- _Problem to solve_:
Would you quote the material below in full and unchanged?

- _Data to process_:
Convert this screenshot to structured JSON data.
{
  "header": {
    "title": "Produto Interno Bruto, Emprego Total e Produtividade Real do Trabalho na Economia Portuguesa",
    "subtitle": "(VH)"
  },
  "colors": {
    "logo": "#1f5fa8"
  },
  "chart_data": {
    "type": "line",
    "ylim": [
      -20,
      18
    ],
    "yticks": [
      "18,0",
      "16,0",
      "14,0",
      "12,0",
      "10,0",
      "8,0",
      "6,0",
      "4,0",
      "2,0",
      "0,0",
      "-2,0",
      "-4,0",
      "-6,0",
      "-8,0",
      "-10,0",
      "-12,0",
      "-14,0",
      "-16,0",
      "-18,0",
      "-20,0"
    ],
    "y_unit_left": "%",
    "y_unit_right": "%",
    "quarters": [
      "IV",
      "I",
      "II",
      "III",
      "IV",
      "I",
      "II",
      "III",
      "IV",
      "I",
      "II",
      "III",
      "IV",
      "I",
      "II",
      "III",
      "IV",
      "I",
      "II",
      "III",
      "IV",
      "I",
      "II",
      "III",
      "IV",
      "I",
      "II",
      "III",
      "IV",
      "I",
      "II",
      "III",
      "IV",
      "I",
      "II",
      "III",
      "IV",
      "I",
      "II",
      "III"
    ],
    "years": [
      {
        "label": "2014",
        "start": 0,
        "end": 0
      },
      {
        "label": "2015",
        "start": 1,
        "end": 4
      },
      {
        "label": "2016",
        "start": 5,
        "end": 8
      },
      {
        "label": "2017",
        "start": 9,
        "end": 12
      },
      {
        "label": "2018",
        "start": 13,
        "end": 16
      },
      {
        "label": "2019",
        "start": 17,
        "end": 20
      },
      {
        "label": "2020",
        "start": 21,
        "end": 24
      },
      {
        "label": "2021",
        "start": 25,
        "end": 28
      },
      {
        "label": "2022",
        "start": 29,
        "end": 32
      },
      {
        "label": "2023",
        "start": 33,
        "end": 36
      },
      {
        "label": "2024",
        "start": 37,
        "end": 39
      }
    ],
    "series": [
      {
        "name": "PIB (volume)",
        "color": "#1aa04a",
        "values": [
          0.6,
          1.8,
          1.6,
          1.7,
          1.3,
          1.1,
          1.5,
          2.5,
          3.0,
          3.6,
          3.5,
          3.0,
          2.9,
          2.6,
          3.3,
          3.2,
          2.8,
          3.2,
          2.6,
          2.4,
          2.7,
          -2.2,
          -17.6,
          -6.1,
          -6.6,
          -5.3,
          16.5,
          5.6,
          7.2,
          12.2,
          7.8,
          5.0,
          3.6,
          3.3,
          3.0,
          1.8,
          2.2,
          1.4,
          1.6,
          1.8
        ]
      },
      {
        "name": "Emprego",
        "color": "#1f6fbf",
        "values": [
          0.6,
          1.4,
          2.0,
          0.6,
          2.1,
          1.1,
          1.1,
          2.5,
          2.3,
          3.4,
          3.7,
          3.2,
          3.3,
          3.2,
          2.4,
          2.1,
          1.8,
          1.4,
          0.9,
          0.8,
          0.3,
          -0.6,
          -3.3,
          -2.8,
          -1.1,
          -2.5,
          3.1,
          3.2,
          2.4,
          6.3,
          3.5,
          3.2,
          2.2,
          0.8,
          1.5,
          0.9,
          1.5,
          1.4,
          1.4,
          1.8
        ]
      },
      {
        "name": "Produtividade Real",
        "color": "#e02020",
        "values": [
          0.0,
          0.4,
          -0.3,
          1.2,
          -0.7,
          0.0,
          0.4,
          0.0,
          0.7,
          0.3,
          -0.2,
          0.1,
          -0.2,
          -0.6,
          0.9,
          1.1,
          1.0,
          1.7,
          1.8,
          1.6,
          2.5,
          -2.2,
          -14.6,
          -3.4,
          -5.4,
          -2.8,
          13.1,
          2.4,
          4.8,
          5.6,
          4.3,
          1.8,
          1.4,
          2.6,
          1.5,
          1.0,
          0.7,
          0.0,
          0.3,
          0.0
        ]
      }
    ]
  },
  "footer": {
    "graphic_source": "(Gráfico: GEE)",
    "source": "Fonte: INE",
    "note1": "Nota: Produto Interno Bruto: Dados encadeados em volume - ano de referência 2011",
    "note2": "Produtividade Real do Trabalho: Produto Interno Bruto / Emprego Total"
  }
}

- _Completed task_:
Convert this screenshot to structured JSON data.
{
  "header": {
    "title": "Produto Interno Bruto, Emprego Total e Produtividade Real do Trabalho na Economia Portuguesa",
    "subtitle": "(VH)"
  },
  "colors": {
    "logo": "#1f5fa8"
  },
  "chart_data": {
    "type": "line",
    "ylim": [
      -20,
      18
    ],
    "yticks": [
      "18,0",
      "16,0",
      "14,0",
      "12,0",
      "10,0",
      "8,0",
      "6,0",
      "4,0",
      "2,0",
      "0,0",
      "-2,0",
      "-4,0",
      "-6,0",
      "-8,0",
      "-10,0",
      "-12,0",
      "-14,0",
      "-16,0",
      "-18,0",
      "-20,0"
    ],
    "y_unit_left": "%",
    "y_unit_right": "%",
    "quarters": [
      "IV",
      "I",
      "II",
      "III",
      "IV",
      "I",
      "II",
      "III",
      "IV",
      "I",
      "II",
      "III",
      "IV",
      "I",
      "II",
      "III",
      "IV",
      "I",
      "II",
      "III",
      "IV",
      "I",
      "II",
      "III",
      "IV",
      "I",
      "II",
      "III",
      "IV",
      "I",
      "II",
      "III",
      "IV",
      "I",
      "II",
      "III",
      "IV",
      "I",
      "II",
      "III"
    ],
    "years": [
      {
        "label": "2014",
        "start": 0,
        "end": 0
      },
      {
        "label": "2015",
        "start": 1,
        "end": 4
      },
      {
        "label": "2016",
        "start": 5,
        "end": 8
      },
      {
        "label": "2017",
        "start": 9,
        "end": 12
      },
      {
        "label": "2018",
        "start": 13,
        "end": 16
      },
      {
        "label": "2019",
        "start": 17,
        "end": 20
      },
      {
        "label": "2020",
        "start": 21,
        "end": 24
      },
      {
        "label": "2021",
        "start": 25,
        "end": 28
      },
      {
        "label": "2022",
        "start": 29,
        "end": 32
      },
      {
        "label": "2023",
        "start": 33,
        "end": 36
      },
      {
        "label": "2024",
        "start": 37,
        "end": 39
      }
    ],
    "series": [
      {
        "name": "PIB (volume)",
        "color": "#1aa04a",
        "values": [
          0.6,
          1.8,
          1.6,
          1.7,
          1.3,
          1.1,
          1.5,
          2.5,
          3.0,
          3.6,
          3.5,
          3.0,
          2.9,
          2.6,
          3.3,
          3.2,
          2.8,
          3.2,
          2.6,
          2.4,
          2.7,
          -2.2,
          -17.6,
          -6.1,
          -6.6,
          -5.3,
          16.5,
          5.6,
          7.2,
          12.2,
          7.8,
          5.0,
          3.6,
          3.3,
          3.0,
          1.8,
          2.2,
          1.4,
          1.6,
          1.8
        ]
      },
      {
        "name": "Emprego",
        "color": "#1f6fbf",
        "values": [
          0.6,
          1.4,
          2.0,
          0.6,
          2.1,
          1.1,
          1.1,
          2.5,
          2.3,
          3.4,
          3.7,
          3.2,
          3.3,
          3.2,
          2.4,
          2.1,
          1.8,
          1.4,
          0.9,
          0.8,
          0.3,
          -0.6,
          -3.3,
          -2.8,
          -1.1,
          -2.5,
          3.1,
          3.2,
          2.4,
          6.3,
          3.5,
          3.2,
          2.2,
          0.8,
          1.5,
          0.9,
          1.5,
          1.4,
          1.4,
          1.8
        ]
      },
      {
        "name": "Produtividade Real",
        "color": "#e02020",
        "values": [
          0.0,
          0.4,
          -0.3,
          1.2,
          -0.7,
          0.0,
          0.4,
          0.0,
          0.7,
          0.3,
          -0.2,
          0.1,
          -0.2,
          -0.6,
          0.9,
          1.1,
          1.0,
          1.7,
          1.8,
          1.6,
          2.5,
          -2.2,
          -14.6,
          -3.4,
          -5.4,
          -2.8,
          13.1,
          2.4,
          4.8,
          5.6,
          4.3,
          1.8,
          1.4,
          2.6,
          1.5,
          1.0,
          0.7,
          0.0,
          0.3,
          0.0
        ]
      }
    ]
  },
  "footer": {
    "graphic_source": "(Gráfico: GEE)",
    "source": "Fonte: INE",
    "note1": "Nota: Produto Interno Bruto: Dados encadeados em volume - ano de referência 2011",
    "note2": "Produtividade Real do Trabalho: Produto Interno Bruto / Emprego Total"
  }
}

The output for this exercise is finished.